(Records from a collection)
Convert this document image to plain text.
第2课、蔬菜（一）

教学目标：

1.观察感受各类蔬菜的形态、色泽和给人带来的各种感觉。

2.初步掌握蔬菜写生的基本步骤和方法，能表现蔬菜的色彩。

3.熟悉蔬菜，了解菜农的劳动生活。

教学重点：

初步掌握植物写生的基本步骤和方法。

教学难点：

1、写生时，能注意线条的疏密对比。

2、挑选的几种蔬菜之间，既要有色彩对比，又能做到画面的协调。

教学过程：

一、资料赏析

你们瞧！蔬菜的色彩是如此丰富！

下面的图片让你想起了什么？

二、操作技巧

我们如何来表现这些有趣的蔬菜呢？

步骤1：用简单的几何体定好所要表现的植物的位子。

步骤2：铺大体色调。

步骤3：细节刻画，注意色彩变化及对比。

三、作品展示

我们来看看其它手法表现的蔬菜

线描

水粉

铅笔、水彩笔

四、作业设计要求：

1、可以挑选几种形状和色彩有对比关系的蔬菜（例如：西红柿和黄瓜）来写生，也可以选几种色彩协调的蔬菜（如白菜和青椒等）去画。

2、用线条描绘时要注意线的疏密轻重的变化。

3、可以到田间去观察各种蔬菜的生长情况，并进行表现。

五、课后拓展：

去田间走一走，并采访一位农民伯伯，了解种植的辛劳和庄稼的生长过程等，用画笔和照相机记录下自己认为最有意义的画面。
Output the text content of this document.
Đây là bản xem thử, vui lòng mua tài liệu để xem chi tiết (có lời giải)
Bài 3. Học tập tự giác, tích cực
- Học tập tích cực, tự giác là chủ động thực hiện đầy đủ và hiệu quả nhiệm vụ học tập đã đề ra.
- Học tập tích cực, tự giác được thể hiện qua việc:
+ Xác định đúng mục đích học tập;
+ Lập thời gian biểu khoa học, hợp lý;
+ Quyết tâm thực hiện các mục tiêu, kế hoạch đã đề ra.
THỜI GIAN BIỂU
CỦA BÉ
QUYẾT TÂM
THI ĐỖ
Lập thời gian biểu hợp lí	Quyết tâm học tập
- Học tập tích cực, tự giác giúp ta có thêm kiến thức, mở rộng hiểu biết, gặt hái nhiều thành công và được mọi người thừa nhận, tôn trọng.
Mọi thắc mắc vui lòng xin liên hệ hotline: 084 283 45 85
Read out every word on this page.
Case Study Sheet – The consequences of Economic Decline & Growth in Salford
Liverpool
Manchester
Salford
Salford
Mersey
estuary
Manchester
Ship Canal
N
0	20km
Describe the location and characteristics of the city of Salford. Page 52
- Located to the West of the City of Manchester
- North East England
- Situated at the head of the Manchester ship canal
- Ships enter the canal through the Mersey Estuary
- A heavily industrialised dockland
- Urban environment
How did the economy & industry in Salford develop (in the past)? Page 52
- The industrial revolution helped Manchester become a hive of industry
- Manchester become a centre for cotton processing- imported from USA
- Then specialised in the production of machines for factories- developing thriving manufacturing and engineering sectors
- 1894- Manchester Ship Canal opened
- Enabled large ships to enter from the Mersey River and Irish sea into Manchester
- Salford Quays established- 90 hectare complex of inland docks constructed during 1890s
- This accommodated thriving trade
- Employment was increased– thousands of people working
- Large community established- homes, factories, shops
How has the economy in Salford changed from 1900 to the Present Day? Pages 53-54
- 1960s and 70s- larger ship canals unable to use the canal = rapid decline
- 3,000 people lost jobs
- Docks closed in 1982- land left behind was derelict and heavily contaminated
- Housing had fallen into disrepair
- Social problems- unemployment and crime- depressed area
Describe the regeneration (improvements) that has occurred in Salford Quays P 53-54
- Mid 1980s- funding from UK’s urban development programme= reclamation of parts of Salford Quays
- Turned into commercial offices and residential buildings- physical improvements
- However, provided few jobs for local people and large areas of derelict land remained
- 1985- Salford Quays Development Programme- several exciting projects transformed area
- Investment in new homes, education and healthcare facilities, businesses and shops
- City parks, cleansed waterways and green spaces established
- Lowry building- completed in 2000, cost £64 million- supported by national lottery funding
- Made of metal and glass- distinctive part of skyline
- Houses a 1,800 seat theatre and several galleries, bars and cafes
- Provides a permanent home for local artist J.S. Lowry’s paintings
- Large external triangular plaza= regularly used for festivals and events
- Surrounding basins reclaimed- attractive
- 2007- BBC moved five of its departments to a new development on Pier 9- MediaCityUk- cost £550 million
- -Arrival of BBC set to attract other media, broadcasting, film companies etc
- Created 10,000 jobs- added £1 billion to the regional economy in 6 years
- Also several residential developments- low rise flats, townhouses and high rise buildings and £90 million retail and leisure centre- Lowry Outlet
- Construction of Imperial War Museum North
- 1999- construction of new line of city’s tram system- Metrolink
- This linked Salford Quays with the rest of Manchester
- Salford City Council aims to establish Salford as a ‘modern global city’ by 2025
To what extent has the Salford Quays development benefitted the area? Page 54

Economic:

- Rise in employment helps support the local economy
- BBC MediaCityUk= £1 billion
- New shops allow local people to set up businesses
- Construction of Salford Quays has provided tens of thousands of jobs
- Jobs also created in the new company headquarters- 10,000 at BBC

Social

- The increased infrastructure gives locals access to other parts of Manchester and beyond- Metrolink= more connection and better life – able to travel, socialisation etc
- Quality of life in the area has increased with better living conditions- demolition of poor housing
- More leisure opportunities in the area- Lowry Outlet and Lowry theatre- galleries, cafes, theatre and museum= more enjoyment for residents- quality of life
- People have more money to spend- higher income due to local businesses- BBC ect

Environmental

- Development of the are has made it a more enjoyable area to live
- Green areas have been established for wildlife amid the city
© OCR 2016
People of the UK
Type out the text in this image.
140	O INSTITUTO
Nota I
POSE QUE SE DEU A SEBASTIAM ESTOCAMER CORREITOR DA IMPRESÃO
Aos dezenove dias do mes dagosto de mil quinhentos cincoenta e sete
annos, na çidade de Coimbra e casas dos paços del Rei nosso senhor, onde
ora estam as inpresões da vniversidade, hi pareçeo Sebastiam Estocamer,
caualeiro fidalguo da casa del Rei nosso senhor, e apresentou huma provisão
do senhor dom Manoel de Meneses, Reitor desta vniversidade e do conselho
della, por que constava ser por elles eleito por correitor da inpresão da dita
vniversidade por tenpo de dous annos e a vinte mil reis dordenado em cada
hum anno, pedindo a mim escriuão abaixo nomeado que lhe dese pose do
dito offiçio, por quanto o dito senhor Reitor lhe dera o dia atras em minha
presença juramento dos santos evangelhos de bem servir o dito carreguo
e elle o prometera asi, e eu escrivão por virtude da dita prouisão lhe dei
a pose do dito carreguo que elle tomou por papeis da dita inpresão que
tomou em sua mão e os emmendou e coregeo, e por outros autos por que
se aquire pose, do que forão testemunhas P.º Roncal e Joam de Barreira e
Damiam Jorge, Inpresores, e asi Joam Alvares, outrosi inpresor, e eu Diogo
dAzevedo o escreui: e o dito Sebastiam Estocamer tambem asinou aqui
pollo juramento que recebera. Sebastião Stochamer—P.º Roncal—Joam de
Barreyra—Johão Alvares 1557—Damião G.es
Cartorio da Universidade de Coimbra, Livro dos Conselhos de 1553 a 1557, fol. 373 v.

**The request:** Work out how many lines of the listing above include the word "juramento". Report only the number.

**Solution to the exercise:** 2